**TASK STATEMENT**
Below are some records. How many of their lines contain the string "outline"? Give the number only.

Data entries:
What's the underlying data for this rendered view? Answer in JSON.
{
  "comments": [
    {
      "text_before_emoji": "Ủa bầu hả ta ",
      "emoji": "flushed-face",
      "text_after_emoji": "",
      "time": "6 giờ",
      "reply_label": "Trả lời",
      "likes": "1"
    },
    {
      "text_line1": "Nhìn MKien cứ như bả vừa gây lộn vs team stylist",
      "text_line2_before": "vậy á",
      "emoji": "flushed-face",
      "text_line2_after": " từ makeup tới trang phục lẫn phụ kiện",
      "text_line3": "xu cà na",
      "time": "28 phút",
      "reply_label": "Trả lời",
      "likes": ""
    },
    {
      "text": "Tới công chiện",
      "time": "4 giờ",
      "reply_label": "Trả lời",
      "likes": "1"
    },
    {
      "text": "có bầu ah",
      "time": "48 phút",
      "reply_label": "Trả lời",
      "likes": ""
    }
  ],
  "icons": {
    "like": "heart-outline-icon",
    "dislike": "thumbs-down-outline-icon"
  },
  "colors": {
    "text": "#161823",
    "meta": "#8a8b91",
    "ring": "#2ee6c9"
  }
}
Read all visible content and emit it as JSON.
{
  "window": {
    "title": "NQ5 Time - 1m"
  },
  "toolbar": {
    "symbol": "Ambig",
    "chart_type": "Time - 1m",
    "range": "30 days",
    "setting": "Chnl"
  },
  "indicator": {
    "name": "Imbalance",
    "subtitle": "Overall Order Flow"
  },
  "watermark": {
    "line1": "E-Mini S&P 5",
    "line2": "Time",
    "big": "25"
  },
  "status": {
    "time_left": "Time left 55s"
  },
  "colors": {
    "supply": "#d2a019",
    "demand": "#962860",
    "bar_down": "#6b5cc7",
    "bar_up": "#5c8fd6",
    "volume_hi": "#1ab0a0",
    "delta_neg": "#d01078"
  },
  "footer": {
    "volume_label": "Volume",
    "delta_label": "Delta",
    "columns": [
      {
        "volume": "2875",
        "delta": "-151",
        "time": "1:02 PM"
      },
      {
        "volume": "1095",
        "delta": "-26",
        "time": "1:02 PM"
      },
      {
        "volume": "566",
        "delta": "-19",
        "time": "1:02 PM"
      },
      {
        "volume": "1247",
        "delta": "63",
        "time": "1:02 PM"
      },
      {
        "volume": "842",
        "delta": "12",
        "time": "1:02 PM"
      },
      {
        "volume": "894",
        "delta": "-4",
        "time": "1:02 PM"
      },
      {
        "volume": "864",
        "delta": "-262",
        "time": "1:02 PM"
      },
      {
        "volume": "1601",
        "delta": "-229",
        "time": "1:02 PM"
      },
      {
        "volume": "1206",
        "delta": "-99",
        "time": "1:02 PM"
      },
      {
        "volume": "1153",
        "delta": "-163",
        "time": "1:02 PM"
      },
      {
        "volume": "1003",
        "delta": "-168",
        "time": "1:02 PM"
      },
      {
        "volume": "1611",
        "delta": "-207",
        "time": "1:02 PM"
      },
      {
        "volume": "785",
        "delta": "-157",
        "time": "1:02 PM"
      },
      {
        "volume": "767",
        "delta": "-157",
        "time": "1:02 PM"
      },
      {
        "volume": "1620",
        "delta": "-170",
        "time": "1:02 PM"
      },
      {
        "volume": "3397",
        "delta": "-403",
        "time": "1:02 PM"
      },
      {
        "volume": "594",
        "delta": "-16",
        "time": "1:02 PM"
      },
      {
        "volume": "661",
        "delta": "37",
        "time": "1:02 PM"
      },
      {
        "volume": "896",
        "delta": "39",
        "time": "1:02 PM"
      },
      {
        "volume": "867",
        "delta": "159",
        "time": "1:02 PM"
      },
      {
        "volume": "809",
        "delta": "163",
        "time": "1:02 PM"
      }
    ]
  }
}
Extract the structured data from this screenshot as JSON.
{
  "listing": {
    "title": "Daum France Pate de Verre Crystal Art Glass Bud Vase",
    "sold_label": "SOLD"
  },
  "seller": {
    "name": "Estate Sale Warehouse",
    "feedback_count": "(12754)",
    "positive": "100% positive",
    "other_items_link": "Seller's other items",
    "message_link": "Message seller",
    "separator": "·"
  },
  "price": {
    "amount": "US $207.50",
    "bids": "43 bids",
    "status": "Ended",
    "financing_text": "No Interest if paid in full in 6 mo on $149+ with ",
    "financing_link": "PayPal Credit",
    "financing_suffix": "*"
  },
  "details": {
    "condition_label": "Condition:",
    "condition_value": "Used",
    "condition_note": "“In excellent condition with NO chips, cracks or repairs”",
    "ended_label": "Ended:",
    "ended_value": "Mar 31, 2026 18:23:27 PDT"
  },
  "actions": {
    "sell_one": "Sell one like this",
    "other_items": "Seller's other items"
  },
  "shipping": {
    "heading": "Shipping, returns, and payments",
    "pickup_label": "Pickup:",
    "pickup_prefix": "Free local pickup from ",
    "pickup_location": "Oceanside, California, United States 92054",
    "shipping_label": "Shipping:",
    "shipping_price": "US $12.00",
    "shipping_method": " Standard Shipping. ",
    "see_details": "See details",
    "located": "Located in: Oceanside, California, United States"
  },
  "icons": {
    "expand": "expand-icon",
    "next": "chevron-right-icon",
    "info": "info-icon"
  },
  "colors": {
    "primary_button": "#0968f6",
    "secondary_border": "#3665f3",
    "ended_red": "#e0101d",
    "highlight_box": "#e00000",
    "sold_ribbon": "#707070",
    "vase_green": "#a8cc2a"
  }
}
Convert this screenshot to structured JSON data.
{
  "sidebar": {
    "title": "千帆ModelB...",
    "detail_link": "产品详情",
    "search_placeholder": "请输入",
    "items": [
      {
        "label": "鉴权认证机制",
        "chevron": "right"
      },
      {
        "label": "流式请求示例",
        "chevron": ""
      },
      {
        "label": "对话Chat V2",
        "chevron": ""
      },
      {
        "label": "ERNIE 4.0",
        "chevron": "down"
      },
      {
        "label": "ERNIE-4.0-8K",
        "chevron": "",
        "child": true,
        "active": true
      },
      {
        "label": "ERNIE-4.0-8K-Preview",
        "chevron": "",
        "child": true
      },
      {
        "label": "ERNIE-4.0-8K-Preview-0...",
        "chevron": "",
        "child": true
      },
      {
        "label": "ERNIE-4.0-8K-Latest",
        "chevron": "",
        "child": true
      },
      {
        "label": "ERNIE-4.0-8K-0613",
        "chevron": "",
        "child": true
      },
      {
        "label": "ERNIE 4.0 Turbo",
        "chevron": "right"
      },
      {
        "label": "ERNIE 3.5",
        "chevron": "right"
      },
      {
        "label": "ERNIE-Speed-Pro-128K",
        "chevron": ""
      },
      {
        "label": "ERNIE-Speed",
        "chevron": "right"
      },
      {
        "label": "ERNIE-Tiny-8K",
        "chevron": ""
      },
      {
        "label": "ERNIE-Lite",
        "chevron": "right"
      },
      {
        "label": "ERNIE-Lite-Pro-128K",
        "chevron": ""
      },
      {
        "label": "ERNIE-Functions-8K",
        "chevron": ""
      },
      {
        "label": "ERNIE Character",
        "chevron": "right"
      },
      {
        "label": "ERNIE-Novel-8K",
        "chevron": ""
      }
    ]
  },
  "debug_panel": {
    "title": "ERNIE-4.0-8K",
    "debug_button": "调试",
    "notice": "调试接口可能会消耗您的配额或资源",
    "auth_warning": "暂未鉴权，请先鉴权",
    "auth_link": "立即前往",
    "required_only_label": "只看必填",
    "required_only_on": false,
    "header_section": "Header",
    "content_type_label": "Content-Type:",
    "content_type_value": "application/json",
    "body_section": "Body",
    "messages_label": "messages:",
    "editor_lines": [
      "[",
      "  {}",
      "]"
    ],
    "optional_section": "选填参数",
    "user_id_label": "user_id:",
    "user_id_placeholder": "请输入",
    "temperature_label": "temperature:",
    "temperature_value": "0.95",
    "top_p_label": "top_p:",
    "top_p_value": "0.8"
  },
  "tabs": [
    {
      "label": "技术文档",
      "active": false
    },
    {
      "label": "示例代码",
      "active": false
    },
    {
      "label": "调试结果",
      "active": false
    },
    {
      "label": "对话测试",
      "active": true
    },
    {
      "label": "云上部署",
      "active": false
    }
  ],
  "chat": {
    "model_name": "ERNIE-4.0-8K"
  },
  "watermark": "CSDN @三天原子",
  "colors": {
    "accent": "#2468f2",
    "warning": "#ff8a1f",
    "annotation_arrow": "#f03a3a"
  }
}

**COMPLETE OUTPUT**
2